__Dataset entries__:
begin
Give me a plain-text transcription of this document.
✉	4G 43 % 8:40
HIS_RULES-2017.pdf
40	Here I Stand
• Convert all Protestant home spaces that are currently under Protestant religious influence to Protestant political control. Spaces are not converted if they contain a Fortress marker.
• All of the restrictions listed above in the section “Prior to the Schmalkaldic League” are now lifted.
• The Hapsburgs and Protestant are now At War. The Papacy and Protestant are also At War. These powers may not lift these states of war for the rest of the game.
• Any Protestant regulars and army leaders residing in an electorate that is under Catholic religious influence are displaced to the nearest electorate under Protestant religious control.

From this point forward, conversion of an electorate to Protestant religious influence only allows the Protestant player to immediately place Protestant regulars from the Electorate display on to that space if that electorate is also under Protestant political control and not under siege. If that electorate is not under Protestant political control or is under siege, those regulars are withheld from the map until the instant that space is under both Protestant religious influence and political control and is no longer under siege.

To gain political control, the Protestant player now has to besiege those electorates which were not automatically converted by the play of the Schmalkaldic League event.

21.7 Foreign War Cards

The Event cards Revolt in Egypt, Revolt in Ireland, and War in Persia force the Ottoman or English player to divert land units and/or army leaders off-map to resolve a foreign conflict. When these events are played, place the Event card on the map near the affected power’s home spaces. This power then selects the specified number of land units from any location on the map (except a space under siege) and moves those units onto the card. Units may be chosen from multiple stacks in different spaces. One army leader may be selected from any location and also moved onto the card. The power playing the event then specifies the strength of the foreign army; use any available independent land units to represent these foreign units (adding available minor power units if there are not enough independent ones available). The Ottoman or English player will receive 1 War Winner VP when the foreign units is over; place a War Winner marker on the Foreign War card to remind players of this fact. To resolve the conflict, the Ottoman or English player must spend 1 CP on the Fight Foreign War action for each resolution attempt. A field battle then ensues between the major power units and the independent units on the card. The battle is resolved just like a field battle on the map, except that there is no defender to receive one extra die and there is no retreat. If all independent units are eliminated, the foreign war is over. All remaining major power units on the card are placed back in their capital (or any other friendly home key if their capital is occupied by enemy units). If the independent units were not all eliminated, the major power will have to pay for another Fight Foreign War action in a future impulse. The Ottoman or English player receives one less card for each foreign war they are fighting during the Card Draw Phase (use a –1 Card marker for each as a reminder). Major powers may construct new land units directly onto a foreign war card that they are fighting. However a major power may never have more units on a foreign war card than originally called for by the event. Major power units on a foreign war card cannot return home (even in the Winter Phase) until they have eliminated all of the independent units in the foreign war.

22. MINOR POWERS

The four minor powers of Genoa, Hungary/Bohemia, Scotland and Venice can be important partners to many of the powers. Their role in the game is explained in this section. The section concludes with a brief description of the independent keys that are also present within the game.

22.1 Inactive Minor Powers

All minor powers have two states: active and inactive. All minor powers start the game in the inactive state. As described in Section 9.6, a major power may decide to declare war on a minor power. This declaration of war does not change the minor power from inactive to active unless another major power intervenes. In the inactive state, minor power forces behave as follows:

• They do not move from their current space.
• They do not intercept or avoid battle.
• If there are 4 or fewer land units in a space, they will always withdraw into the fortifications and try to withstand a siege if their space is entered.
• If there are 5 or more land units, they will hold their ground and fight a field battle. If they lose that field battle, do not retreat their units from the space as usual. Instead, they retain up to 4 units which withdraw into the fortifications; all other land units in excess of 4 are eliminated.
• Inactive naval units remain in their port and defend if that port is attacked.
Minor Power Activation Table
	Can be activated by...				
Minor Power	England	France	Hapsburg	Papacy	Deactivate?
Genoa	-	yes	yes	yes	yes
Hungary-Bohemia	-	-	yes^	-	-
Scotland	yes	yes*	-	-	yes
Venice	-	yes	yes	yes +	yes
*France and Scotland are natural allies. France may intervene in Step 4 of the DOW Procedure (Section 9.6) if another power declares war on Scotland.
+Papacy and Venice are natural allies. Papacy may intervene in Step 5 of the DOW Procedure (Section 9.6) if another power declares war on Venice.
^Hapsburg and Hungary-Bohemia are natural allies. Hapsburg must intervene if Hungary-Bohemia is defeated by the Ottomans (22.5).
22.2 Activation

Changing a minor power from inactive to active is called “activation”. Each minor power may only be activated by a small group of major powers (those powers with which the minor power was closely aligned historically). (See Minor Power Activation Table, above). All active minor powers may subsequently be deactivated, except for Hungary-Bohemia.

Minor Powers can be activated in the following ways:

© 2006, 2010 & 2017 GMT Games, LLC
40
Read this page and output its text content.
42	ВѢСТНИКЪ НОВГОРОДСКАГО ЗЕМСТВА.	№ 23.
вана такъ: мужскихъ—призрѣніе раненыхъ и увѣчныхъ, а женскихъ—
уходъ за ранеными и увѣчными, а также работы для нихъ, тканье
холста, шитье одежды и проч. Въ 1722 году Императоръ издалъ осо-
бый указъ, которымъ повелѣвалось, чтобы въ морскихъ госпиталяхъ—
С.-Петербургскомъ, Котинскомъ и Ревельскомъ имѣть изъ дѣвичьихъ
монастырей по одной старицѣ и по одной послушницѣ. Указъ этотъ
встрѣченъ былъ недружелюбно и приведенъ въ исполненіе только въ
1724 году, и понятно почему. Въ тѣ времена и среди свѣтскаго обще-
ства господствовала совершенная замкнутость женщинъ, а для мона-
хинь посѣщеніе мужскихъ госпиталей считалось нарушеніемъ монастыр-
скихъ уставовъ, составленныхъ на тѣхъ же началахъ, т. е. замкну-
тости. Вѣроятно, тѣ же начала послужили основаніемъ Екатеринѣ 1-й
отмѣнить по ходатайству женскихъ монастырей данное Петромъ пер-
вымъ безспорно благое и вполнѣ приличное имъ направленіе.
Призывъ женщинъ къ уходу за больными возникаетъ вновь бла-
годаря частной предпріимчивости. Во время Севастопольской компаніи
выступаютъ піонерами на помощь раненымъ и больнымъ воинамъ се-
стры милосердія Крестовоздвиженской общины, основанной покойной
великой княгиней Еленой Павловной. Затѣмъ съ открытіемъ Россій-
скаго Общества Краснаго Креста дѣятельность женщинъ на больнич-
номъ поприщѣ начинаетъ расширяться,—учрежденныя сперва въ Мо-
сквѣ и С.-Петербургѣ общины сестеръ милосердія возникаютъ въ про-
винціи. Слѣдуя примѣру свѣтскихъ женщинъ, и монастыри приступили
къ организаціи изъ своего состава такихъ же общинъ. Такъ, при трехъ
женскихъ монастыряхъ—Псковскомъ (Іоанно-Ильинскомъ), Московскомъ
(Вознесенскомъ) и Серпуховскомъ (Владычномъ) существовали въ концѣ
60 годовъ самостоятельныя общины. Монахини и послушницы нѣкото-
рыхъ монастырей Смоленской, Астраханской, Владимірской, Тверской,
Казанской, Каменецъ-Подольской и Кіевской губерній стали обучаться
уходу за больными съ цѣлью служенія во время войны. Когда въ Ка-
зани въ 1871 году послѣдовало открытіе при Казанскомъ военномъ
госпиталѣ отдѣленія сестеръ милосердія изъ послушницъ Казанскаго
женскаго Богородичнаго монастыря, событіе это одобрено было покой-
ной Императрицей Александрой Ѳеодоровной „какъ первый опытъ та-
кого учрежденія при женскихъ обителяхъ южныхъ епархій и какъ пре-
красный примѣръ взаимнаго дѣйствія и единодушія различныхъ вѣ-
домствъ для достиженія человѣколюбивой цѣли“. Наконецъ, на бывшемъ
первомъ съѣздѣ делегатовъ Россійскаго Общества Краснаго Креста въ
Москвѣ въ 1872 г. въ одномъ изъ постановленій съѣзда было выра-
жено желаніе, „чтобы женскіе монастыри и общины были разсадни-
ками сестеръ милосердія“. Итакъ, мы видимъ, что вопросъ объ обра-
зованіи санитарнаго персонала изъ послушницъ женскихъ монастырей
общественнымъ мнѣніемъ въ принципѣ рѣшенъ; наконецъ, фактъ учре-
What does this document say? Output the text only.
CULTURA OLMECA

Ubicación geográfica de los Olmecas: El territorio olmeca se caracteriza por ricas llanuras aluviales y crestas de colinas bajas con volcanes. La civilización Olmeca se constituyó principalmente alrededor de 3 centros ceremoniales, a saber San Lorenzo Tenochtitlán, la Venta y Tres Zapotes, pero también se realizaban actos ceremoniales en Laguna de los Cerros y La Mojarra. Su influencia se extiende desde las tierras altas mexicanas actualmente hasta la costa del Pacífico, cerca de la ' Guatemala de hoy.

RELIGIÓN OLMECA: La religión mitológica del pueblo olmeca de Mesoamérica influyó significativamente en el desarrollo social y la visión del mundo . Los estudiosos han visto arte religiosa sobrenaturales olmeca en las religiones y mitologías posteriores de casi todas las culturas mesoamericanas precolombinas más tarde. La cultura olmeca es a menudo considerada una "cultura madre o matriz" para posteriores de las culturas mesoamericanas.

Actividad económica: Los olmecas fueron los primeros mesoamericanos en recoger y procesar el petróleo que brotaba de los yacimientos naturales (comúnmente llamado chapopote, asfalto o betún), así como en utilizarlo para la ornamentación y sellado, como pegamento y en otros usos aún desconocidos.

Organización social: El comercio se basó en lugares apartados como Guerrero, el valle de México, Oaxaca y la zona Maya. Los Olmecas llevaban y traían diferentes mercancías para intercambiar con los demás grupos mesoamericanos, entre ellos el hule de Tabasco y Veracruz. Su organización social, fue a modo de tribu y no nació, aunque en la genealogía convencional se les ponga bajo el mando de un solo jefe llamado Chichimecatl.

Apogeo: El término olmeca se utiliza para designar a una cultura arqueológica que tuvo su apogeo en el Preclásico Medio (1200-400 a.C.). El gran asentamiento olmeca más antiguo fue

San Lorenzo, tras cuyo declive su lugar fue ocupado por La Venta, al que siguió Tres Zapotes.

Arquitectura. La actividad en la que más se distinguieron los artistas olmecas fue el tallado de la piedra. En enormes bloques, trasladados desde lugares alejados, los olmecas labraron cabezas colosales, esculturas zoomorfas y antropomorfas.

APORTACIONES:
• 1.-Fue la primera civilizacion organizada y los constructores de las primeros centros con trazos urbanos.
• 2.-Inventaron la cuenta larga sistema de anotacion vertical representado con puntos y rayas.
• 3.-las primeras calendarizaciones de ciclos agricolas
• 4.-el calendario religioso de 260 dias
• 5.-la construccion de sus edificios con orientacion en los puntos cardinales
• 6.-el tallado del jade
end
Pull every line containing "Papacy" out of the records.

__SOLUTION BELOW__:
• The Hapsburgs and Protestant are now At War. The Papacy and Protestant are also At War. These powers may not lift these states of war for the rest of the game.
Minor Power	England	France	Hapsburg	Papacy	Deactivate?
+Papacy and Venice are natural allies. Papacy may intervene in Step 5 of the DOW Procedure (Section 9.6) if another power declares war on Venice.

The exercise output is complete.